● Work to complete
Gather the lines below that include the string "name", copying each in full.

--- START OF Available data ---

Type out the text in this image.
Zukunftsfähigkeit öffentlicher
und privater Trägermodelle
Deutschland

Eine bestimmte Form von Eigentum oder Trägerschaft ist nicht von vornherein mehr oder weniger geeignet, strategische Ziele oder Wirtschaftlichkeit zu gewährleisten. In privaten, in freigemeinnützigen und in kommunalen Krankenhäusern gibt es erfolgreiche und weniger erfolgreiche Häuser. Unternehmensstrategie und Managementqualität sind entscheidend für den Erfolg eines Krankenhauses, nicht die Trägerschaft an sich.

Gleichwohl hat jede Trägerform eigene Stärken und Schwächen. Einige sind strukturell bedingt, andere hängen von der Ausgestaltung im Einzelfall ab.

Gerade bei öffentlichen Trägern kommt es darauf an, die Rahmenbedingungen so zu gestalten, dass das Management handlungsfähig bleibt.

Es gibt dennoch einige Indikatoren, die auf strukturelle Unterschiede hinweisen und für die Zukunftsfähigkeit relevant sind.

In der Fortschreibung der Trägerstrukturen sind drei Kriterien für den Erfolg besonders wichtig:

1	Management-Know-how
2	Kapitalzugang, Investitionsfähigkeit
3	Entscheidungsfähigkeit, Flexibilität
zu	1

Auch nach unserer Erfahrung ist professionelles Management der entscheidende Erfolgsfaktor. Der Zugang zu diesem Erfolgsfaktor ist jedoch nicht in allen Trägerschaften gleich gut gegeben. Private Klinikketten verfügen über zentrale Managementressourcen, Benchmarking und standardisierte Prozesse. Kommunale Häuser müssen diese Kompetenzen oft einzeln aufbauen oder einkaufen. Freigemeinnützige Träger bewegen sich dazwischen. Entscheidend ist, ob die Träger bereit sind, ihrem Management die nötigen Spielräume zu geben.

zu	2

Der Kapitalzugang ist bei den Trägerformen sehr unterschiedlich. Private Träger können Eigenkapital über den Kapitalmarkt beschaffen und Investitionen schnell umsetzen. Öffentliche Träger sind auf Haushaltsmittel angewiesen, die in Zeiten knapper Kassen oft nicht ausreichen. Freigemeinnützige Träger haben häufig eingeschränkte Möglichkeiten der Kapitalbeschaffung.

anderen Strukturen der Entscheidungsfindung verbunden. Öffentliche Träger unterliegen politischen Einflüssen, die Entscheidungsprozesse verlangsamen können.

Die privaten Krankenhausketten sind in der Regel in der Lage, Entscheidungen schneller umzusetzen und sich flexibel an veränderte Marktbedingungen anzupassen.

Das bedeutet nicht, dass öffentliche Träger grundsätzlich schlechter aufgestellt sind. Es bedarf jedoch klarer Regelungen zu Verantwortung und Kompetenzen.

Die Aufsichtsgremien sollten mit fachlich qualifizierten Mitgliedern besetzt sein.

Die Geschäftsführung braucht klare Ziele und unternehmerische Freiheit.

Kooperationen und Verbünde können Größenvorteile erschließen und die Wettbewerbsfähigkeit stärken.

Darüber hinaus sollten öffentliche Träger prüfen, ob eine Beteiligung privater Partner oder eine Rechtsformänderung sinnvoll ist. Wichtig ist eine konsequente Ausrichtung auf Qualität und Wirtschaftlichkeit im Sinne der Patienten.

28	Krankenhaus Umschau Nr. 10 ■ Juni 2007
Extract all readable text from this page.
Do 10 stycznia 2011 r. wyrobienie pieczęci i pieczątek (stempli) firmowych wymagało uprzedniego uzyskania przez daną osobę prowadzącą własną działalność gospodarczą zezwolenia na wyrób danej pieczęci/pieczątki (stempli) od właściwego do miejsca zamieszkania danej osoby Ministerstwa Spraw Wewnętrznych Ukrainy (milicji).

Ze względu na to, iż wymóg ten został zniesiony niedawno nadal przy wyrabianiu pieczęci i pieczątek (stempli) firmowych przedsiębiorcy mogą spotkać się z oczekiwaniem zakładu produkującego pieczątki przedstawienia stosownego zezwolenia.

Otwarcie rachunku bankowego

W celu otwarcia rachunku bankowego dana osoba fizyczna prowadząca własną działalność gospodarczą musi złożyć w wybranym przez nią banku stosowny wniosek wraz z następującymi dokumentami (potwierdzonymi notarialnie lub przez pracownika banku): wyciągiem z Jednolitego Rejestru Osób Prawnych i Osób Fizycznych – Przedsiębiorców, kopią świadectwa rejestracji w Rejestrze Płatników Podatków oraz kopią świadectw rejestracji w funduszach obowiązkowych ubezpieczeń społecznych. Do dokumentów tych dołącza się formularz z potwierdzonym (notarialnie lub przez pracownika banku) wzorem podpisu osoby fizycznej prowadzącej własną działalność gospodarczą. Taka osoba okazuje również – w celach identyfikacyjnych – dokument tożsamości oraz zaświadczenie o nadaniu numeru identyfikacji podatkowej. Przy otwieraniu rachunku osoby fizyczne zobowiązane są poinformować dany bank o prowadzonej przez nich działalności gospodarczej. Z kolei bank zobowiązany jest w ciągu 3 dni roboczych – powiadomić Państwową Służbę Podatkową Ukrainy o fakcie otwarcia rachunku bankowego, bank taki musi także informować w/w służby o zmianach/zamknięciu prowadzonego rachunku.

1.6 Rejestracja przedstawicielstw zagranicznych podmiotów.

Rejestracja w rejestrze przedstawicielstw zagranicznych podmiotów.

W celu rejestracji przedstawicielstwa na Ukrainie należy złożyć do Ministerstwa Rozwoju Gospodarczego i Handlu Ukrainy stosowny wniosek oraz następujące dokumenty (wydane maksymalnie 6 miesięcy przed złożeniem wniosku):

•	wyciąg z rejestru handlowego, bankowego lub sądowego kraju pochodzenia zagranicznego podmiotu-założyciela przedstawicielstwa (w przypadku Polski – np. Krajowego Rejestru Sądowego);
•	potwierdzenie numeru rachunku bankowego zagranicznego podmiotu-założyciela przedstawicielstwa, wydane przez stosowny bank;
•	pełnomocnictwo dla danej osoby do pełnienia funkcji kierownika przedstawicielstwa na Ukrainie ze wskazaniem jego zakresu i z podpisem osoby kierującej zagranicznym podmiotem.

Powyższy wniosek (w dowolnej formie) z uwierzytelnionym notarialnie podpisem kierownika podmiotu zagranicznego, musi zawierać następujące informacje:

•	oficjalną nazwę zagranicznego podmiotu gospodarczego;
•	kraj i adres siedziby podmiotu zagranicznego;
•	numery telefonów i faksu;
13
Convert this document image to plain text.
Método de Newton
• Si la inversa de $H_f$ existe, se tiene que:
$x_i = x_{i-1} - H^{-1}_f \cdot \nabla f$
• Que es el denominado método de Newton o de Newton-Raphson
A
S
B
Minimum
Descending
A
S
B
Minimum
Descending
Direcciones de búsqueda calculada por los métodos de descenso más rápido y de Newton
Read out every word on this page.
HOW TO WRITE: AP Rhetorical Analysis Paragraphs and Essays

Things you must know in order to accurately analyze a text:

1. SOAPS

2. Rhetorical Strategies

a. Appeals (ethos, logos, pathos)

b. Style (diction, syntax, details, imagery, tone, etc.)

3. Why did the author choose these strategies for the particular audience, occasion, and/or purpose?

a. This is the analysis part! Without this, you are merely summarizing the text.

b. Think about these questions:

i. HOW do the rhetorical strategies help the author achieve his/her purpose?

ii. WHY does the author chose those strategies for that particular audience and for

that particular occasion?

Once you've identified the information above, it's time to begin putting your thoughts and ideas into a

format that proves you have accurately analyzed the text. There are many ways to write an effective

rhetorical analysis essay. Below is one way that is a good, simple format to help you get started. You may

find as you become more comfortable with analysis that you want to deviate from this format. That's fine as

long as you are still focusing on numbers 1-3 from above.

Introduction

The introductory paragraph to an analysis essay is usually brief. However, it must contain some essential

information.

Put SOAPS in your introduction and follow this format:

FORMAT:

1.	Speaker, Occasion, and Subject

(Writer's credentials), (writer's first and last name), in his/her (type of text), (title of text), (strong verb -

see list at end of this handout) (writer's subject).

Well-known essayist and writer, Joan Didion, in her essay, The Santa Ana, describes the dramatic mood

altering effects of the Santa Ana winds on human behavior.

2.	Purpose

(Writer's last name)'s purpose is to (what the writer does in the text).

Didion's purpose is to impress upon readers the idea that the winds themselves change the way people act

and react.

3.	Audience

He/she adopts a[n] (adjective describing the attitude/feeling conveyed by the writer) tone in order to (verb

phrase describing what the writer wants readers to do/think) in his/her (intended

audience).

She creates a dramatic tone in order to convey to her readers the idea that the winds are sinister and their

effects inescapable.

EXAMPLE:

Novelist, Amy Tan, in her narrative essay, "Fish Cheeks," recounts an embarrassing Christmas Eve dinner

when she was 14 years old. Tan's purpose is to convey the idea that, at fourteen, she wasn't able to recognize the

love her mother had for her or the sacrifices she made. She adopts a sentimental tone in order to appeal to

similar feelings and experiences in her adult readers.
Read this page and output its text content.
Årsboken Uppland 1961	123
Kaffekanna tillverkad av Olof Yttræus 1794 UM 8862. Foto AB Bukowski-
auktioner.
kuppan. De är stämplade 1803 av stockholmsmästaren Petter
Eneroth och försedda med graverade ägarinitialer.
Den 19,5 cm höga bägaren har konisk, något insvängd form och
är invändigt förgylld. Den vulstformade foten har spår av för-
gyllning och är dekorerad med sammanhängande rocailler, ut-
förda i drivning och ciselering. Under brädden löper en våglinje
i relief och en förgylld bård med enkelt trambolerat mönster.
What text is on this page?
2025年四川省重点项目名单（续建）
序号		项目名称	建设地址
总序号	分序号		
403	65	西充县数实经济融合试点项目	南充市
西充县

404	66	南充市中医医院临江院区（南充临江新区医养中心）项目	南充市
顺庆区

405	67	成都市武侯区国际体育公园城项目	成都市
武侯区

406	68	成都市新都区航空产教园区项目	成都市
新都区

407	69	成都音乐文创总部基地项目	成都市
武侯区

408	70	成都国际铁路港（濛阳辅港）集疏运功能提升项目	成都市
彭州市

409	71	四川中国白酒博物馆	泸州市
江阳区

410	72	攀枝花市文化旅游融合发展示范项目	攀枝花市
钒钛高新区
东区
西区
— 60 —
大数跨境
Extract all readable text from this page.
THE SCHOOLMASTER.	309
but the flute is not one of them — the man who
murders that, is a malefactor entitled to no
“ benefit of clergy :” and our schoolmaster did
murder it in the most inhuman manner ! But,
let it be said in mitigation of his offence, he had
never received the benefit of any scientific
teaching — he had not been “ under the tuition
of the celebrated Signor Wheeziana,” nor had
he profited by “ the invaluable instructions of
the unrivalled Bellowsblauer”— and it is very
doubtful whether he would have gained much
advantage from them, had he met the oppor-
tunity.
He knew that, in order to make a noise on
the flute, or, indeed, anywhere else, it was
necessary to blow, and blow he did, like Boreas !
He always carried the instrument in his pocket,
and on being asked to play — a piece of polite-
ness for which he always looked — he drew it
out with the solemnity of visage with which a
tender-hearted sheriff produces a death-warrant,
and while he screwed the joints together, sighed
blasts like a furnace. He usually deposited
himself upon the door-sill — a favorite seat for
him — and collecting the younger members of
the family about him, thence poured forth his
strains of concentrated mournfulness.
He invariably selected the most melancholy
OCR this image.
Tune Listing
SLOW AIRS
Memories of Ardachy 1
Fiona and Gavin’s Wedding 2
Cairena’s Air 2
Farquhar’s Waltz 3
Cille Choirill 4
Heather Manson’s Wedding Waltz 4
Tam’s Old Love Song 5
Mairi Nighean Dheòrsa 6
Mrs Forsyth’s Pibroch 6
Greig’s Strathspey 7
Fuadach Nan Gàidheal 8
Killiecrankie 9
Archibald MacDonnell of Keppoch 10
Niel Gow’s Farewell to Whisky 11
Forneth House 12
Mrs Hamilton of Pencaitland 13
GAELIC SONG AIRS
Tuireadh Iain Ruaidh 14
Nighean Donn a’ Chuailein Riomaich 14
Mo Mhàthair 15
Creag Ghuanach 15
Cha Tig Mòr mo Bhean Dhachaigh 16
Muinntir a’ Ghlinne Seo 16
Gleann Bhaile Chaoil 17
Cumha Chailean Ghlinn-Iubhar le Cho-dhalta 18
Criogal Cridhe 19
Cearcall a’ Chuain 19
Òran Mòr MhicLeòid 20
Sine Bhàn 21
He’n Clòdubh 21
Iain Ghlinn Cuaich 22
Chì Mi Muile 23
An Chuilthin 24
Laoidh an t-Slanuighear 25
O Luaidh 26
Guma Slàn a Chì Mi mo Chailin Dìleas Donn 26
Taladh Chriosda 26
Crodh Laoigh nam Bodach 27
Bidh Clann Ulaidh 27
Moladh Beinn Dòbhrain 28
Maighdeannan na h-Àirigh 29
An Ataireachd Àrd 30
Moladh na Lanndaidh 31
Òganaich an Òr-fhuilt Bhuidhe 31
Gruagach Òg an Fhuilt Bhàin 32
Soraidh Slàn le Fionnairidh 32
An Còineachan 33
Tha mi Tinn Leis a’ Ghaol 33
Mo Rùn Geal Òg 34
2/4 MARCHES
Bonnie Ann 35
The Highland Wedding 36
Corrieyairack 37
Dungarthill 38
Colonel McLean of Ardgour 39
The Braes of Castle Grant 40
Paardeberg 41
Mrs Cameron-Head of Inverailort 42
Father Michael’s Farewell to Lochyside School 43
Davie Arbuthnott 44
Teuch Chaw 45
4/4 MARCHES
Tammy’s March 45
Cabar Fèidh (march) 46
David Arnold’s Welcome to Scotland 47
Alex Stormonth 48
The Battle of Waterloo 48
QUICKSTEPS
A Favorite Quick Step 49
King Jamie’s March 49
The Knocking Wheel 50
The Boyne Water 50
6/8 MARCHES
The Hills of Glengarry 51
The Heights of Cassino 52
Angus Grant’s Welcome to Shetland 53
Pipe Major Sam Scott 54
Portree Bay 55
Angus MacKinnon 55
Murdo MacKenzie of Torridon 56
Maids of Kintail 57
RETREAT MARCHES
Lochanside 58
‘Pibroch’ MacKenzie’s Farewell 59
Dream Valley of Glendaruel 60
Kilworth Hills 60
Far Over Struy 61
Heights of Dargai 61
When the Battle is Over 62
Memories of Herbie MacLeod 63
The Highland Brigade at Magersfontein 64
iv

--- END OF Available data ---

● Response
(Writer's credentials), (writer's first and last name), in his/her (type of text), (title of text), (strong verb -
(Writer's last name)'s purpose is to (what the writer does in the text).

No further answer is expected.